--- Material for the task ---
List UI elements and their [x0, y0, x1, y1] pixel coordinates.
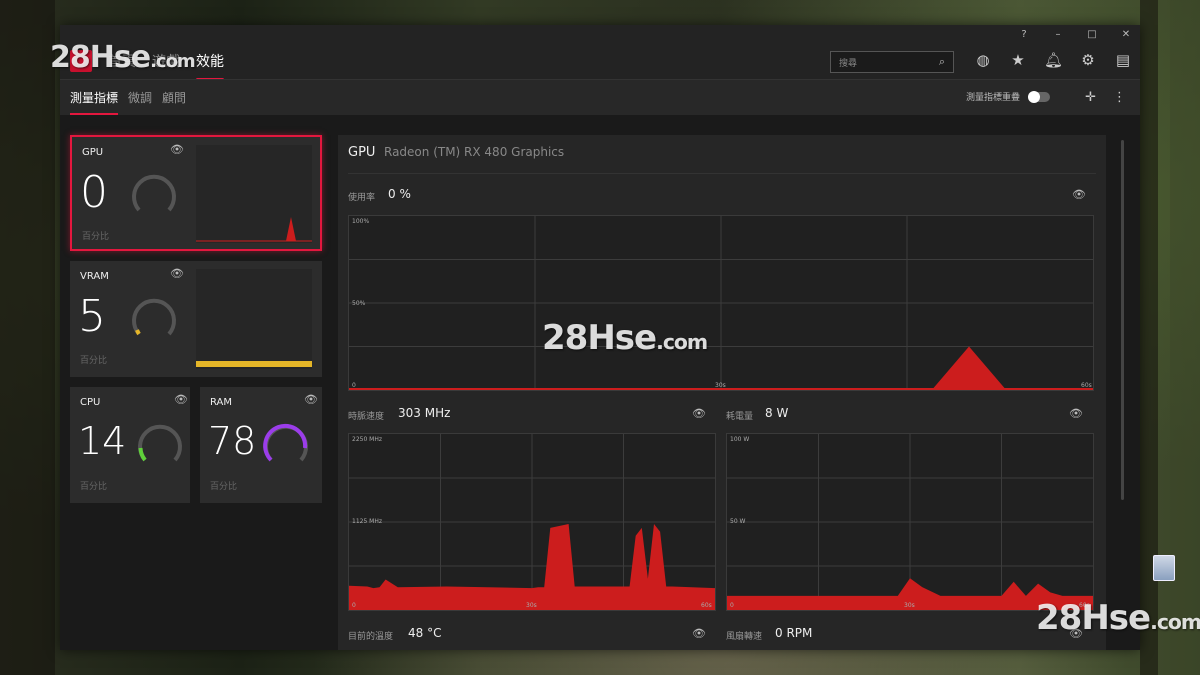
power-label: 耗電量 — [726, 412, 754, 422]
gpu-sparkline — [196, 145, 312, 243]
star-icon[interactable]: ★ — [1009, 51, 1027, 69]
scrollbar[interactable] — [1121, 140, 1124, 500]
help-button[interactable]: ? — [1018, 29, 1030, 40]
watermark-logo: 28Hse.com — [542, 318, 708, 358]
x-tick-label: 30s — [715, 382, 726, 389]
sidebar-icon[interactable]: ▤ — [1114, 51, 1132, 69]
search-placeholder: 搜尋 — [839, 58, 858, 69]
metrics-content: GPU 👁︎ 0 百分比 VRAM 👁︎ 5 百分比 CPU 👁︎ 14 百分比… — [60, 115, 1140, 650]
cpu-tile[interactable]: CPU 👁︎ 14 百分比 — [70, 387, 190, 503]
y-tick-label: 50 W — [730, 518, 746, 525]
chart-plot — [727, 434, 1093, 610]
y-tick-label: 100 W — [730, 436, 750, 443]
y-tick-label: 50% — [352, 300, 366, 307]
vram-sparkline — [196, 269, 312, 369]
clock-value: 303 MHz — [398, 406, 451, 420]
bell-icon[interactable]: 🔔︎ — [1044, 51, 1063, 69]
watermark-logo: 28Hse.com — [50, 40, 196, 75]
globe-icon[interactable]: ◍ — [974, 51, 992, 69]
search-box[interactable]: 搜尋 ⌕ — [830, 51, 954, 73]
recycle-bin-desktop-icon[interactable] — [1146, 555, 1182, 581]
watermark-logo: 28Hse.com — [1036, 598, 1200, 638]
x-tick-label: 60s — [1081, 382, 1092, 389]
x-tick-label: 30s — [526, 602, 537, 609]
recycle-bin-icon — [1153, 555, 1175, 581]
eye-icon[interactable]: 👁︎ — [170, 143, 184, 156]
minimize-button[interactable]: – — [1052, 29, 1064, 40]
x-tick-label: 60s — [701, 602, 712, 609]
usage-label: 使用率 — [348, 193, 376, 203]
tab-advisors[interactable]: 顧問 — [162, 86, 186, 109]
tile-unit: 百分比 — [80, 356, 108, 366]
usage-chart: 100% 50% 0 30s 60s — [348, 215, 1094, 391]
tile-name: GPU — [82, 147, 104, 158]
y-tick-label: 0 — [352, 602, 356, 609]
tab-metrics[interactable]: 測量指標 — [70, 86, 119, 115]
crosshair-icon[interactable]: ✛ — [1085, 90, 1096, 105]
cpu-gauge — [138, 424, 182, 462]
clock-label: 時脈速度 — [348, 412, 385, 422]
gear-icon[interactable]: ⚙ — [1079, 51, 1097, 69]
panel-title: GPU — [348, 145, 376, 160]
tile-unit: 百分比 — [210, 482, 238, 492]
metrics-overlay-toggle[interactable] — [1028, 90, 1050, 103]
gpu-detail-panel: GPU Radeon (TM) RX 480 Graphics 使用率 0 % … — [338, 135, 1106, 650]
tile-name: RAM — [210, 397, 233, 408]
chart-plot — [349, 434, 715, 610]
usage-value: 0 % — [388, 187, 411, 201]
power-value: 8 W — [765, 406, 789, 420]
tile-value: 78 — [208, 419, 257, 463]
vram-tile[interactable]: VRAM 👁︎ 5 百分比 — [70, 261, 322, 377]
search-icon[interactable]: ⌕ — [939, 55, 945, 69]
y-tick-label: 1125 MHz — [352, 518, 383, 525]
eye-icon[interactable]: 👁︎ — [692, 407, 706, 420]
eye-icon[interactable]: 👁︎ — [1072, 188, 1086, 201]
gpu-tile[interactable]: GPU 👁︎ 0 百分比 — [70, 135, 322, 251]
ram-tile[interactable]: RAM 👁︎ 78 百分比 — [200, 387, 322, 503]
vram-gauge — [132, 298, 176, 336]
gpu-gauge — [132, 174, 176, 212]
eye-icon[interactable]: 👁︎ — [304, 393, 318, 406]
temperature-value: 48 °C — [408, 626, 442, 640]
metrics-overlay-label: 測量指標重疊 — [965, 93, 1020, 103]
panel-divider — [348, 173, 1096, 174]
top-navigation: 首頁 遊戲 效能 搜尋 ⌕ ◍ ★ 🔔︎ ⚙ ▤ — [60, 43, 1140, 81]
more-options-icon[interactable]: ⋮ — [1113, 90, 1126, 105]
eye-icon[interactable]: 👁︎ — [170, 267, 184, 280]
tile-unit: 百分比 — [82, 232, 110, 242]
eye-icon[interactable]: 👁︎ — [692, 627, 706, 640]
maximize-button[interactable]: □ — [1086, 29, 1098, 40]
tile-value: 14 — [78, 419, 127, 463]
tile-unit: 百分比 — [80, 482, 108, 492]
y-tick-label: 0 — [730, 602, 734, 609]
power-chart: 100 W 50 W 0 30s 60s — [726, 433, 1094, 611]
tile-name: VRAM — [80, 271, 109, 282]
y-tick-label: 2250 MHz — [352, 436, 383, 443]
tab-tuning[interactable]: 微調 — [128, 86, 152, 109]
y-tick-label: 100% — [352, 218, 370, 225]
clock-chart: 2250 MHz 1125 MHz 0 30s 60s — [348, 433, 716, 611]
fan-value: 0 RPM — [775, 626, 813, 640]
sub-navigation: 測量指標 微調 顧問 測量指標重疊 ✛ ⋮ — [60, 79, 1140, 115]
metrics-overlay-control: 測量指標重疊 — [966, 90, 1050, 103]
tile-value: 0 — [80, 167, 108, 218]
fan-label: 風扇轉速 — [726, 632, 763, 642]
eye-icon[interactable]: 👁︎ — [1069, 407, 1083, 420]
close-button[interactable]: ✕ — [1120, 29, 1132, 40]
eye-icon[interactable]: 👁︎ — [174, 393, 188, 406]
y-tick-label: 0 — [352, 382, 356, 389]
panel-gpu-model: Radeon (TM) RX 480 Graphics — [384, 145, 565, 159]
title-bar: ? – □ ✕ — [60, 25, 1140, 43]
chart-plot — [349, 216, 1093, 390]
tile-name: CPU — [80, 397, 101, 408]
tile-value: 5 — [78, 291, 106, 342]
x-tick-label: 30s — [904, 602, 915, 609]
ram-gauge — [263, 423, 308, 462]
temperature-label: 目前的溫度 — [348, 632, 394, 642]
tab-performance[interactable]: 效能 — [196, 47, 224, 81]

--

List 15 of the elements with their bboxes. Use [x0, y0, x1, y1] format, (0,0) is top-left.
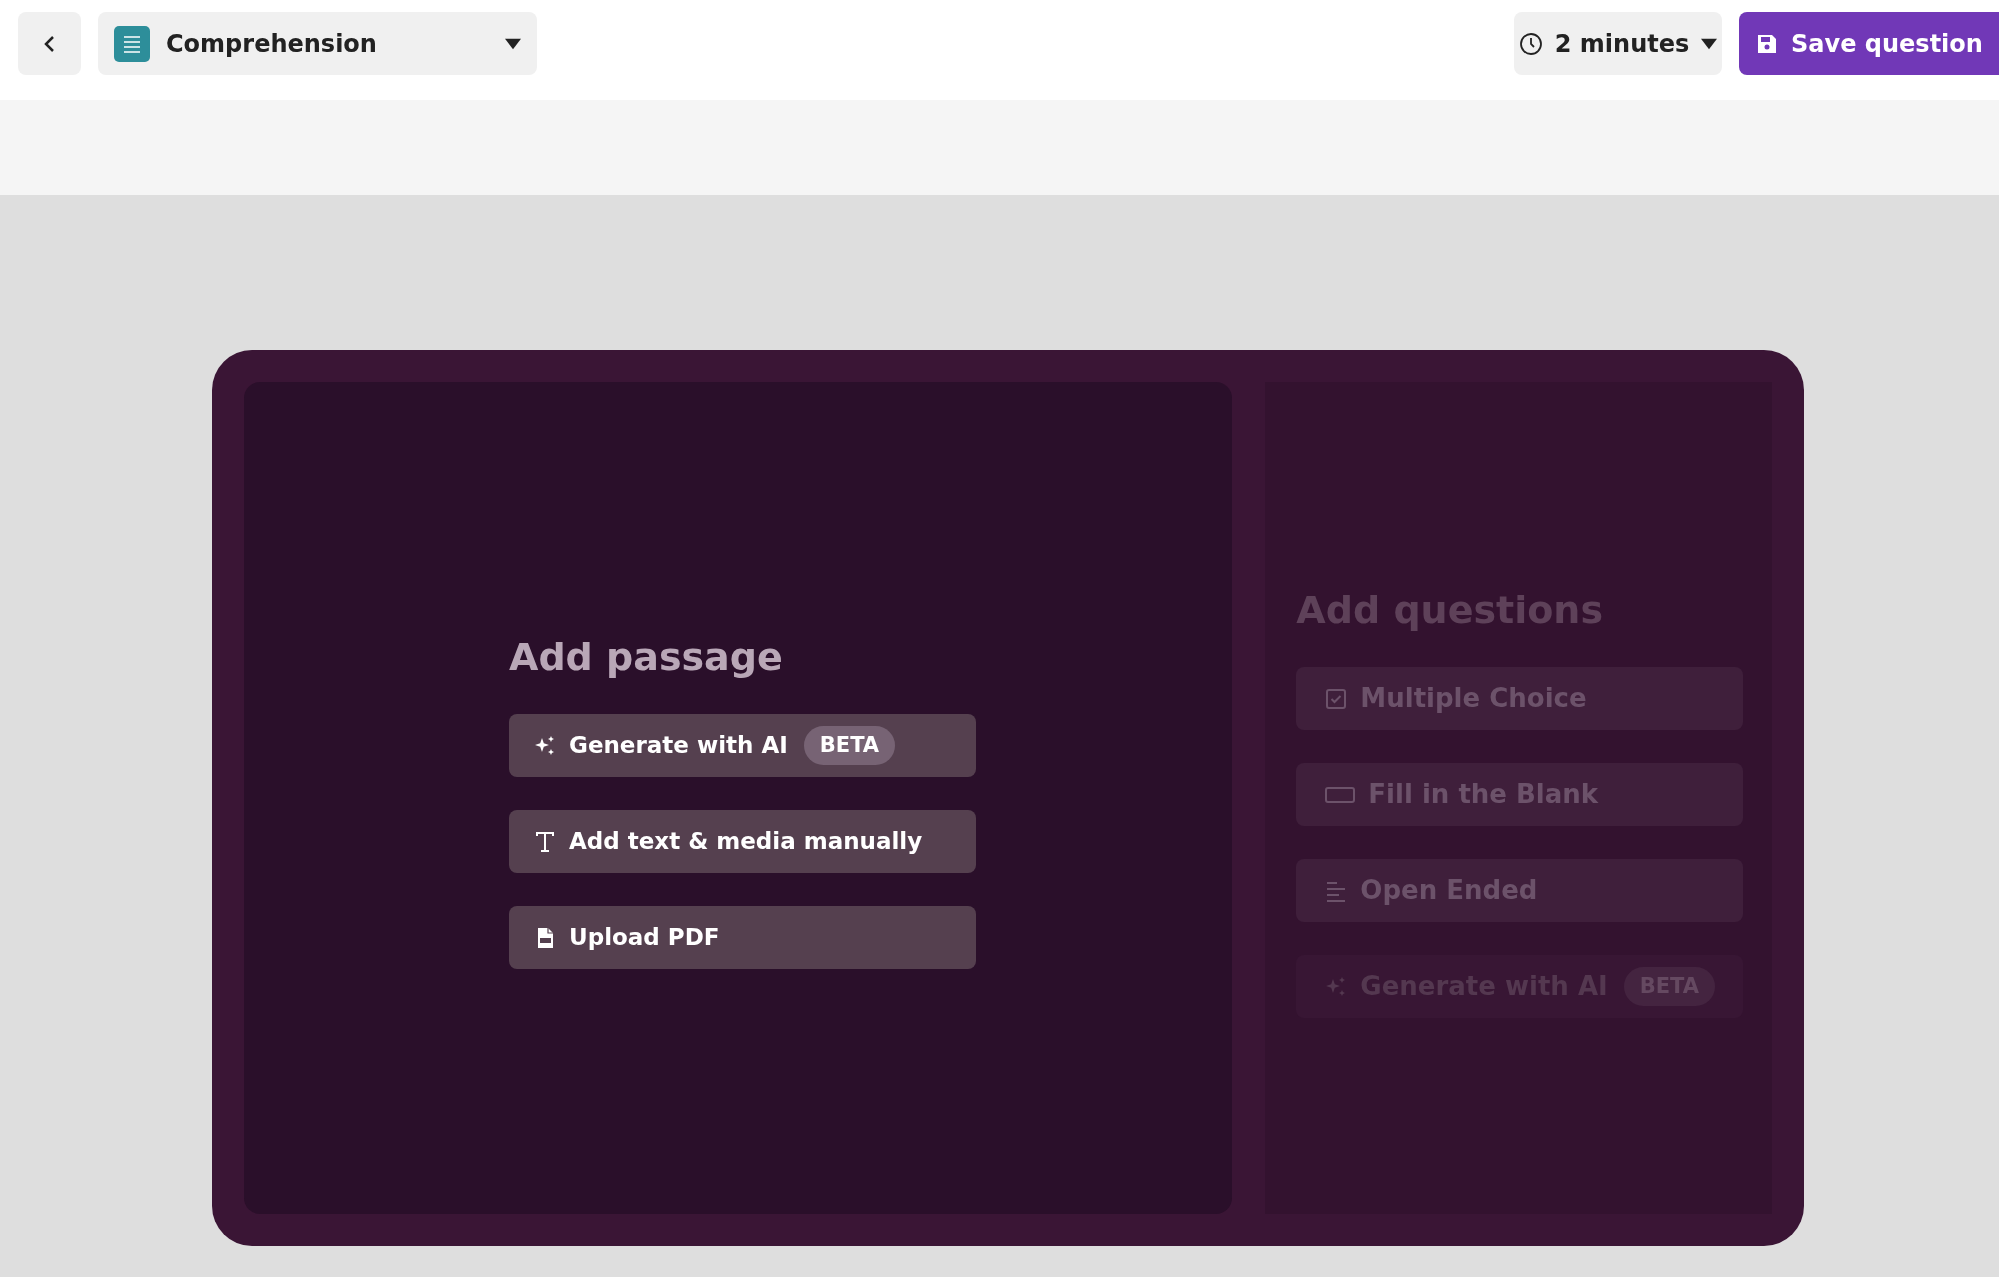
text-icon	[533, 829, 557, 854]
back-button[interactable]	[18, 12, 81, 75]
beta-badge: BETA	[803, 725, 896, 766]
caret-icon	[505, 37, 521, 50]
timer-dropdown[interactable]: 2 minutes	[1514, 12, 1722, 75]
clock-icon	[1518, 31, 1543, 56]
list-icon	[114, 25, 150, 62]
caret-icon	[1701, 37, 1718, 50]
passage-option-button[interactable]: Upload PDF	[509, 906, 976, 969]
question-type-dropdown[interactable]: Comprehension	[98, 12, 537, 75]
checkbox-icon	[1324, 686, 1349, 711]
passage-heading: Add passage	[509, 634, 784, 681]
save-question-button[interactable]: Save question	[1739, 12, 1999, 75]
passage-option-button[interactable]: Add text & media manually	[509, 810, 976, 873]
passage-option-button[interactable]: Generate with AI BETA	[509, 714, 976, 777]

--- Required work ---
Reproduce the listing verbatim from the line containing "List 15 of the" through the line containing "37, 1718, 50]", omitting the pictures.

--- Solved problem ---
List 15 of the elements with their bboxes. Use [x0, y0, x1, y1] format, (0,0) is top-left.
text-icon	[533, 829, 557, 854]
back-button[interactable]	[18, 12, 81, 75]
beta-badge: BETA	[803, 725, 896, 766]
caret-icon	[505, 37, 521, 50]
timer-dropdown[interactable]: 2 minutes	[1514, 12, 1722, 75]
clock-icon	[1518, 31, 1543, 56]
list-icon	[114, 25, 150, 62]
caret-icon	[1701, 37, 1718, 50]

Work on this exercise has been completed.